=== WHAT THE TASK REQUIRES ===
Extract all lines in the data that contain the word "fill".

#### EXERCISE MATERIAL

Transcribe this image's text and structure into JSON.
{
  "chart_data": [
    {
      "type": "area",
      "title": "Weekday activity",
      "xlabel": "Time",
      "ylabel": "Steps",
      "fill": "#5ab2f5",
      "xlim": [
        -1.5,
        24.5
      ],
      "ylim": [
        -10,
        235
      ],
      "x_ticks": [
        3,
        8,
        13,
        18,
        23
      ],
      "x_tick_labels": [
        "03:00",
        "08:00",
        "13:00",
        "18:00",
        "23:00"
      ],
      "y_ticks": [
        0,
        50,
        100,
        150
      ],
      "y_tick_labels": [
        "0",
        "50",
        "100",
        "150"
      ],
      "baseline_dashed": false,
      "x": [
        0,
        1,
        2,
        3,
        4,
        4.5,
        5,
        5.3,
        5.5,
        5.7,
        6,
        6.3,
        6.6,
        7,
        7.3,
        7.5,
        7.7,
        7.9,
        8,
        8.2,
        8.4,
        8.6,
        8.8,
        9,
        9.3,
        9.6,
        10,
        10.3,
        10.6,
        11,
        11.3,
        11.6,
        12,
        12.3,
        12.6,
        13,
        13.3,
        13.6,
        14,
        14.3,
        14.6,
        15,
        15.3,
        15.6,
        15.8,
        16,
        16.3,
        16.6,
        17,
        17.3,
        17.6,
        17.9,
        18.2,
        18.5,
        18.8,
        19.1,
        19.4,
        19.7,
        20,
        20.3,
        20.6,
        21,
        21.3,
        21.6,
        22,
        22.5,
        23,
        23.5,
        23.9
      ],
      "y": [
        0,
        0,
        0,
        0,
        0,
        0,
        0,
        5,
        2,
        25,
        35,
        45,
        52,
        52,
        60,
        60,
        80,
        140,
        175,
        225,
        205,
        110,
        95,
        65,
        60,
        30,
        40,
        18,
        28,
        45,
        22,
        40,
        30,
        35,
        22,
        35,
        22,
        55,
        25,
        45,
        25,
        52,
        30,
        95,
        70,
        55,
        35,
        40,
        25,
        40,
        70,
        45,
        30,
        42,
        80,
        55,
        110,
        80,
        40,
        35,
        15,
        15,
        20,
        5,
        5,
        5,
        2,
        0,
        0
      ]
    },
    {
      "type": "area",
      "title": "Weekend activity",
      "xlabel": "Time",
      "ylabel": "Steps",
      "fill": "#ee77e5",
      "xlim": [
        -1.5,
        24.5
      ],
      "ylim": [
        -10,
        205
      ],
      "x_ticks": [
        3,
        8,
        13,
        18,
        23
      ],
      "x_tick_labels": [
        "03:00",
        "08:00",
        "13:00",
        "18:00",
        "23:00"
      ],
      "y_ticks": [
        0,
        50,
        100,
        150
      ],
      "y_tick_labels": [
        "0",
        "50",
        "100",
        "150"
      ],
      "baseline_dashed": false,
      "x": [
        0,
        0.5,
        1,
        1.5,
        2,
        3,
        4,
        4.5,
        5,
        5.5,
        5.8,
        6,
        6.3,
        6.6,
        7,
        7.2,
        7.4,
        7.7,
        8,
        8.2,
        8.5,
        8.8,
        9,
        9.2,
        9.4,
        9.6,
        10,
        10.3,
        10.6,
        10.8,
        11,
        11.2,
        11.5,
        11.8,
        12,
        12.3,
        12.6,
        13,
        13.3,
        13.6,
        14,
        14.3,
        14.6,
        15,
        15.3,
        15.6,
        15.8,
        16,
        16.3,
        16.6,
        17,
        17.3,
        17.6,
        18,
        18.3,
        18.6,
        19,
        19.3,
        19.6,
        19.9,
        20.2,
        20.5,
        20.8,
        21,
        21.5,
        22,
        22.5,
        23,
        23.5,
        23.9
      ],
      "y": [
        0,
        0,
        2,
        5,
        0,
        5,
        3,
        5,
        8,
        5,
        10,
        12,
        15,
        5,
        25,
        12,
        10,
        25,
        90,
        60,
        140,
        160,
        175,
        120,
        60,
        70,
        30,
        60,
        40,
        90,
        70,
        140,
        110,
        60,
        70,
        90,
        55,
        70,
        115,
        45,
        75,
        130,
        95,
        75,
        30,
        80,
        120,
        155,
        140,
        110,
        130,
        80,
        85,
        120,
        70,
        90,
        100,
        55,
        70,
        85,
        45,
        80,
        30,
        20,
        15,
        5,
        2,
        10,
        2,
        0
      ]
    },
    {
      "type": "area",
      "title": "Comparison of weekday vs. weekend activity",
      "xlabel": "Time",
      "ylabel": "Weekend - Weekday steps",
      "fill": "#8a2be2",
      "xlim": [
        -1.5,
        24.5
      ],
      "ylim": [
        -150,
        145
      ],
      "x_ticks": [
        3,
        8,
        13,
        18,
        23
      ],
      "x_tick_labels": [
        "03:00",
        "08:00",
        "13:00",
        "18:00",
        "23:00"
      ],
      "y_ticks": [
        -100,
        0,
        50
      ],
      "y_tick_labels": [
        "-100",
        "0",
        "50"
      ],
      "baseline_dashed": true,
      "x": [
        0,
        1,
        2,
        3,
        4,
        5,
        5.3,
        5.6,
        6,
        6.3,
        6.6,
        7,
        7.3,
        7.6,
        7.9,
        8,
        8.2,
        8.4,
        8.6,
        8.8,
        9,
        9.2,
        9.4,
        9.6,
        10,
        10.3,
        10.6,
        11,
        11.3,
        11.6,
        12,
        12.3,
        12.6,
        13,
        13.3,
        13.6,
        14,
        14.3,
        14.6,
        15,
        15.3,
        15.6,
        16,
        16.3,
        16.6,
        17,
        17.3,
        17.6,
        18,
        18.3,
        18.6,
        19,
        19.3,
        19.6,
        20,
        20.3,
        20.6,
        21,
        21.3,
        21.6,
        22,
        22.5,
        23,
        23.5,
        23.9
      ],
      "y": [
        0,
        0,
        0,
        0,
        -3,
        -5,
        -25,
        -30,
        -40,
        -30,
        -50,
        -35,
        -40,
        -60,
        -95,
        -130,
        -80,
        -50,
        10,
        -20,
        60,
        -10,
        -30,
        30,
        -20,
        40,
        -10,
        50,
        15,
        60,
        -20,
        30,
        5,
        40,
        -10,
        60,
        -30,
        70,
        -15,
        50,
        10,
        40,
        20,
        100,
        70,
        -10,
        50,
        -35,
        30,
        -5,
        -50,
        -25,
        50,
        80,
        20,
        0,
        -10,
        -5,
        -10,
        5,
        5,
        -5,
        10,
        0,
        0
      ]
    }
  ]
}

########

=== IN RESPONSE ===
      "fill": "#5ab2f5",
      "fill": "#ee77e5",
      "fill": "#8a2be2",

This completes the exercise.